## Problem requirements
Go through the listing and copy each line with the string "JSON".

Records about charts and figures
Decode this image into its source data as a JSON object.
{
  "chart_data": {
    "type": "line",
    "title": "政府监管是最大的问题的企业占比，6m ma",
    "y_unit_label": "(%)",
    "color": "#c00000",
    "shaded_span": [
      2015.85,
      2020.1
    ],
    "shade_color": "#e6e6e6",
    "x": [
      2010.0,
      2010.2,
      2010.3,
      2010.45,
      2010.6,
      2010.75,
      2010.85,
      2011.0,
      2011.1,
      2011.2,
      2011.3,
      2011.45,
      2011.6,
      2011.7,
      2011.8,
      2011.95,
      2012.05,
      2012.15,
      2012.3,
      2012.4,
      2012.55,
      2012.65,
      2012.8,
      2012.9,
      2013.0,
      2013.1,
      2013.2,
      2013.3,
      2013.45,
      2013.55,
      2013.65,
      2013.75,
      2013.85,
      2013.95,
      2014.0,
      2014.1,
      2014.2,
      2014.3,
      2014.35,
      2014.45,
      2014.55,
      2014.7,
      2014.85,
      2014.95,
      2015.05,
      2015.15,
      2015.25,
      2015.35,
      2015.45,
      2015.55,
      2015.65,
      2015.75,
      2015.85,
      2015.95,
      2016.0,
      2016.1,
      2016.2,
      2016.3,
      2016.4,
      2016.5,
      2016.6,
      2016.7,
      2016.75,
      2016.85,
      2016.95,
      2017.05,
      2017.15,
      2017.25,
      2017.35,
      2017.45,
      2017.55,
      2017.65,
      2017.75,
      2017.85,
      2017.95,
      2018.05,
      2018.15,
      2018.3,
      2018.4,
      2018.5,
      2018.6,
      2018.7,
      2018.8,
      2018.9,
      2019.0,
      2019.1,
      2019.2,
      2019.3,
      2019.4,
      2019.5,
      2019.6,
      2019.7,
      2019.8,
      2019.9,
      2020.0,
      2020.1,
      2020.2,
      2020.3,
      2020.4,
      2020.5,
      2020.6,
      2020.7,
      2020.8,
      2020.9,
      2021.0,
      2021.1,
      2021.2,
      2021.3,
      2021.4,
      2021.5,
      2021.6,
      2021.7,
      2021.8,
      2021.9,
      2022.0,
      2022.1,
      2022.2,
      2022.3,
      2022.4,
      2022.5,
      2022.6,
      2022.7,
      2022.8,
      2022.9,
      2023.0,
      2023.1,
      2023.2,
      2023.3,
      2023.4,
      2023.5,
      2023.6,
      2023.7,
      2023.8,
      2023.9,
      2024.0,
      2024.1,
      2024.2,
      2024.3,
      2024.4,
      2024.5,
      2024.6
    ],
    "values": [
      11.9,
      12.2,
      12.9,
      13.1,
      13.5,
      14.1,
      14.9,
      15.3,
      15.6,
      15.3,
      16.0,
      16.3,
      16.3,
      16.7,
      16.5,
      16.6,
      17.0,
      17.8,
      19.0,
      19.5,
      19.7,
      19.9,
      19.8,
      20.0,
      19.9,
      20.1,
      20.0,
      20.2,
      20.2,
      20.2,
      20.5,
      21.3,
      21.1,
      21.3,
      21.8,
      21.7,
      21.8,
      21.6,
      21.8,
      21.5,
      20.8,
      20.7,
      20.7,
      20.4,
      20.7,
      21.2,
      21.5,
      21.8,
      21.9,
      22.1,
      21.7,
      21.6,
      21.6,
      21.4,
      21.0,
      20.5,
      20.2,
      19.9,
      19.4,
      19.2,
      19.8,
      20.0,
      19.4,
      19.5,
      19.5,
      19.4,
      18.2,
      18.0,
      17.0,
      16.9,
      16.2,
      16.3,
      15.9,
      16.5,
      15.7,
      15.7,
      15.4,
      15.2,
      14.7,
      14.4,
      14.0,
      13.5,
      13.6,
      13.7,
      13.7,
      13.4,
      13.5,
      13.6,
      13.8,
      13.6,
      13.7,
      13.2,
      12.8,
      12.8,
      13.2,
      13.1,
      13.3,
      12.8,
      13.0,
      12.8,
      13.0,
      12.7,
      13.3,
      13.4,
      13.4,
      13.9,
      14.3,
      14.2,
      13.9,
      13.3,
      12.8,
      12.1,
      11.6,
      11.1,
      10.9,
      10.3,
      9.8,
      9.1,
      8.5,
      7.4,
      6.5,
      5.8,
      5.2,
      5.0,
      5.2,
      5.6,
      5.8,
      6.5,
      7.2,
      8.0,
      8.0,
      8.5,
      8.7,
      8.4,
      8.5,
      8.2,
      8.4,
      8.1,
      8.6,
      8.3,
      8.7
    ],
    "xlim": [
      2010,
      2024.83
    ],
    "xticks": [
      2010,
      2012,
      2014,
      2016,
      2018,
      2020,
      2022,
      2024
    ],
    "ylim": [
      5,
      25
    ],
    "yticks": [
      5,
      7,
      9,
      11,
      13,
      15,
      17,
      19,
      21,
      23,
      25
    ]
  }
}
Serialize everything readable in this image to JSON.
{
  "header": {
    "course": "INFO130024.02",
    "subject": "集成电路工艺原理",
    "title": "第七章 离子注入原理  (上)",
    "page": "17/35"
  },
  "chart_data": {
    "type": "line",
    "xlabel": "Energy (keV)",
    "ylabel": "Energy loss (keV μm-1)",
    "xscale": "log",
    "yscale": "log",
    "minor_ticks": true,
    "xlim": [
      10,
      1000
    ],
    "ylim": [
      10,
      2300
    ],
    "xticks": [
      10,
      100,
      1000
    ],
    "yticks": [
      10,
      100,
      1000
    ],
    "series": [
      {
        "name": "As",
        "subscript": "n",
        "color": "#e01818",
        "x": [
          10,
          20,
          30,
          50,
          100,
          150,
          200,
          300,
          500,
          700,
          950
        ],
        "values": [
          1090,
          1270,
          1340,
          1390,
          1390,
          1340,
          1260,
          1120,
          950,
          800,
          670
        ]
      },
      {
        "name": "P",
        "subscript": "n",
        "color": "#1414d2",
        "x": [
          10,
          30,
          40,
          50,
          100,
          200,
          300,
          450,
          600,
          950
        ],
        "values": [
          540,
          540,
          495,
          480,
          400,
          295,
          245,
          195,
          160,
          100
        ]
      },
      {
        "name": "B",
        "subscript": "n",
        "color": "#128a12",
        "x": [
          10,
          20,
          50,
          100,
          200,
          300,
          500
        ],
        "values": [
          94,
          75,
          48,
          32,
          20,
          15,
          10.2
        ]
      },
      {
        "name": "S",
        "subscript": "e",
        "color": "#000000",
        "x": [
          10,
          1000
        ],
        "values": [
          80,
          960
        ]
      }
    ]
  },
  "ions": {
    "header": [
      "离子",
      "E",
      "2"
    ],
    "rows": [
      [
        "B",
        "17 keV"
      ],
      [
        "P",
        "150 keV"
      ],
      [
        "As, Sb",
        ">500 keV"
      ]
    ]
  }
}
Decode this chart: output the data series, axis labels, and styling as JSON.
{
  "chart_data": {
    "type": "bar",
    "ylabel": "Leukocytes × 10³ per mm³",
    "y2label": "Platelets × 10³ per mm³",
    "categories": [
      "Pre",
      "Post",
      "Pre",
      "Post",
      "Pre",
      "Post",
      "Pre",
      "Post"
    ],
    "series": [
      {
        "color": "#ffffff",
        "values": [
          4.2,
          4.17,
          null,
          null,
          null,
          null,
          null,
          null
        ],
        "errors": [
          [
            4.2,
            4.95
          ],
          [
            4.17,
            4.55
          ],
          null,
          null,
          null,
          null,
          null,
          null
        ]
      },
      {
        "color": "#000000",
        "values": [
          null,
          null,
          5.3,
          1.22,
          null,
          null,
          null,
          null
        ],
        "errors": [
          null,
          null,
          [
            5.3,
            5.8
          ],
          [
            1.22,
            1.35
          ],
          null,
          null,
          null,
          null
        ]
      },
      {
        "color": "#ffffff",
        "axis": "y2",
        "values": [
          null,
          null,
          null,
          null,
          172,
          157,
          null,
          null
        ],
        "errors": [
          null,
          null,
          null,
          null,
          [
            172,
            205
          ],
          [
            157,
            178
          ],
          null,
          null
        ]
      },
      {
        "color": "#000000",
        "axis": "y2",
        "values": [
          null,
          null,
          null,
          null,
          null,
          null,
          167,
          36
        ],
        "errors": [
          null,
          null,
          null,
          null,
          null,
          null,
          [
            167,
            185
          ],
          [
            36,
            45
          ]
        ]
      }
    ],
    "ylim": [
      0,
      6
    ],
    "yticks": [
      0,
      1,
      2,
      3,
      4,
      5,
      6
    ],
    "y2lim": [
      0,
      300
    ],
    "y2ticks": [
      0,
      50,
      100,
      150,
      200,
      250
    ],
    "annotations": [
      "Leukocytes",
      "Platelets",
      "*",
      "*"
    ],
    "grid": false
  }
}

## Exercise result
Decode this image into its source data as a JSON object.
Serialize everything readable in this image to JSON.
Decode this chart: output the data series, axis labels, and styling as JSON.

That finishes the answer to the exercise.